:: Problem description ::
Rewrite the records from the start through the line that contains "46, 195, 68]", including that line, as a JSON list of strings with one string per line and blank lines left out.
━━━ Data for processing ━━━
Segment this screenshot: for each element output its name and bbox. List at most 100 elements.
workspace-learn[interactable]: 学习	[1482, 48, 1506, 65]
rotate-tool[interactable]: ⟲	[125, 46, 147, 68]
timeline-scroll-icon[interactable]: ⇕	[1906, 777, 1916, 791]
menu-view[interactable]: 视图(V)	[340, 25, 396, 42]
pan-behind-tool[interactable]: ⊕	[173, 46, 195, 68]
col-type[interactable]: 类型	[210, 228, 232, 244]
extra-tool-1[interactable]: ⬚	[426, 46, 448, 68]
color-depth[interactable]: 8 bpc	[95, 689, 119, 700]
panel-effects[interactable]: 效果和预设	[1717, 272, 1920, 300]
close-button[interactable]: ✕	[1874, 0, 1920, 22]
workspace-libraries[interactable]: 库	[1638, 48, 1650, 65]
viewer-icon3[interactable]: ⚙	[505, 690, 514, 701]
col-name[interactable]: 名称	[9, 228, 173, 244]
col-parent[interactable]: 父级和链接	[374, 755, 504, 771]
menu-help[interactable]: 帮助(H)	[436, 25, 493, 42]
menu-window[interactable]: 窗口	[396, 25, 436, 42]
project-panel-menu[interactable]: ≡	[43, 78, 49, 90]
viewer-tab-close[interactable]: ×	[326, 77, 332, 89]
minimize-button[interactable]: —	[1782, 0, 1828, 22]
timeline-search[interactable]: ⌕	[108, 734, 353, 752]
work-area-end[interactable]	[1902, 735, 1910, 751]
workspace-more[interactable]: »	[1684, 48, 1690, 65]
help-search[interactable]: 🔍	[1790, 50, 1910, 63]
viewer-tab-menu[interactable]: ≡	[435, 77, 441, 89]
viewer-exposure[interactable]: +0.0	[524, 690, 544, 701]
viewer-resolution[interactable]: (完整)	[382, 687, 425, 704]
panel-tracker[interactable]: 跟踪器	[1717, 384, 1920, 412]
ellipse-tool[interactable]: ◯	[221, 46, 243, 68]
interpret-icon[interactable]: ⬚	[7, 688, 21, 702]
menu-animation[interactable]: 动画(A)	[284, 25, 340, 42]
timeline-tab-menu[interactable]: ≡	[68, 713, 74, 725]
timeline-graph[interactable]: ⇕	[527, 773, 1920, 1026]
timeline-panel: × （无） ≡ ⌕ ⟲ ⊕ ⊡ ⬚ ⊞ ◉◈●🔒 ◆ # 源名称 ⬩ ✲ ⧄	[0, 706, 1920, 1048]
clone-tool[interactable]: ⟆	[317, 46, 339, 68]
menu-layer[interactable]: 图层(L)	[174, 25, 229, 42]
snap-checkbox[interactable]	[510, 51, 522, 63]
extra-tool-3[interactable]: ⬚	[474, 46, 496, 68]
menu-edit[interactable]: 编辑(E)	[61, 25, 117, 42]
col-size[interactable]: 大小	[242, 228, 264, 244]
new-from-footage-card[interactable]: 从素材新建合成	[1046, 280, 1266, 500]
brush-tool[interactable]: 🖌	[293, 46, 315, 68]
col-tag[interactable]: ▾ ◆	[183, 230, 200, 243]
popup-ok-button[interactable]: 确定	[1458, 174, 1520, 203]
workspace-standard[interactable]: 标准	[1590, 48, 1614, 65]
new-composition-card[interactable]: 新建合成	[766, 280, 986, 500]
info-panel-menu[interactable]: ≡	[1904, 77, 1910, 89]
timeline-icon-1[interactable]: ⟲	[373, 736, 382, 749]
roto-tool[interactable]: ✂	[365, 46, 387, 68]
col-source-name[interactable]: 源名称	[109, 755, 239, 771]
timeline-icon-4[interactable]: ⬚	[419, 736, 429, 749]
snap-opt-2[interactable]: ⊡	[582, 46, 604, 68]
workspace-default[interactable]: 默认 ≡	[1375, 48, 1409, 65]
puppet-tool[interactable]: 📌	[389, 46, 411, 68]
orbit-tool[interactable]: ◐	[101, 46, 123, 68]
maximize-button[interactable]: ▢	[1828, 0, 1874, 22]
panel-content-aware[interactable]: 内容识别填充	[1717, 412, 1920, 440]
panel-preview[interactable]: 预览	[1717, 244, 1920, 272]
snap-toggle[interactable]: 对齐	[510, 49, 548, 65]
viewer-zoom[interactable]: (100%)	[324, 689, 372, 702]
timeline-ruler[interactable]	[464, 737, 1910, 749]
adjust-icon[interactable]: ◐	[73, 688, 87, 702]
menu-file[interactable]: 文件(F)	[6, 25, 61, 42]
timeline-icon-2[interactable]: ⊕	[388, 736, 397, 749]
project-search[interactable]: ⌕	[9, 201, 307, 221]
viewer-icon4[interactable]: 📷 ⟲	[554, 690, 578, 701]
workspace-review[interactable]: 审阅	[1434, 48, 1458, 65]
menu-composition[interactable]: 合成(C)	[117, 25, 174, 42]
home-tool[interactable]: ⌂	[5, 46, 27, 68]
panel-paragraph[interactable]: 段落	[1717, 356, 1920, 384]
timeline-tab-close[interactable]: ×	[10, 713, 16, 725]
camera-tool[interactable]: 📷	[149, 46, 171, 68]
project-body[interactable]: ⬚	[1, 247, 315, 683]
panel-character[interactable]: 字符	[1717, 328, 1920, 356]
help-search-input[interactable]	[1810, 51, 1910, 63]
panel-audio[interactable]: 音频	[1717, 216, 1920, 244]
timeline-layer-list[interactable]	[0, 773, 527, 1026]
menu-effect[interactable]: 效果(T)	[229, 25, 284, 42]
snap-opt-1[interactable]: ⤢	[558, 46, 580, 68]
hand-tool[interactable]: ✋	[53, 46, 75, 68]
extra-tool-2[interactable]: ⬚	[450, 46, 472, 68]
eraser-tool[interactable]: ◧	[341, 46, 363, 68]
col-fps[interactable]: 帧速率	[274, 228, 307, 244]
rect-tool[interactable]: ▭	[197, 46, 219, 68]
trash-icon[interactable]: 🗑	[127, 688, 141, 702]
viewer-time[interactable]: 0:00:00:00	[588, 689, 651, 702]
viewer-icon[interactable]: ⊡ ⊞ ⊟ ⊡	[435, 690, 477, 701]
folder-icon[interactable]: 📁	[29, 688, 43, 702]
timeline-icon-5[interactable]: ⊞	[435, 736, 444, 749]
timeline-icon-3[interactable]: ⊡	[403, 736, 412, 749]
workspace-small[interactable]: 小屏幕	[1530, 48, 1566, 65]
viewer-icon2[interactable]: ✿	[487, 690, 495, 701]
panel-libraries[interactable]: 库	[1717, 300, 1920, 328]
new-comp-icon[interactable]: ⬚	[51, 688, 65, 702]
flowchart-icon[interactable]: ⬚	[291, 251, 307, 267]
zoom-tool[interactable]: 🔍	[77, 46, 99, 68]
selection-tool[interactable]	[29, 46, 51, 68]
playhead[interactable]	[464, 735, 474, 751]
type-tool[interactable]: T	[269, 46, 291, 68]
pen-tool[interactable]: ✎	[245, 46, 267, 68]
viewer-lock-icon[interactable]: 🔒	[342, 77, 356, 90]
━━━
:: Written response ::
[
  "Segment this screenshot: for each element output its name and bbox. List at most 100 elements.",
  "workspace-learn[interactable]: 学习\t[1482, 48, 1506, 65]",
  "rotate-tool[interactable]: ⟲\t[125, 46, 147, 68]",
  "timeline-scroll-icon[interactable]: ⇕\t[1906, 777, 1916, 791]",
  "menu-view[interactable]: 视图(V)\t[340, 25, 396, 42]",
  "pan-behind-tool[interactable]: ⊕\t[173, 46, 195, 68]"
]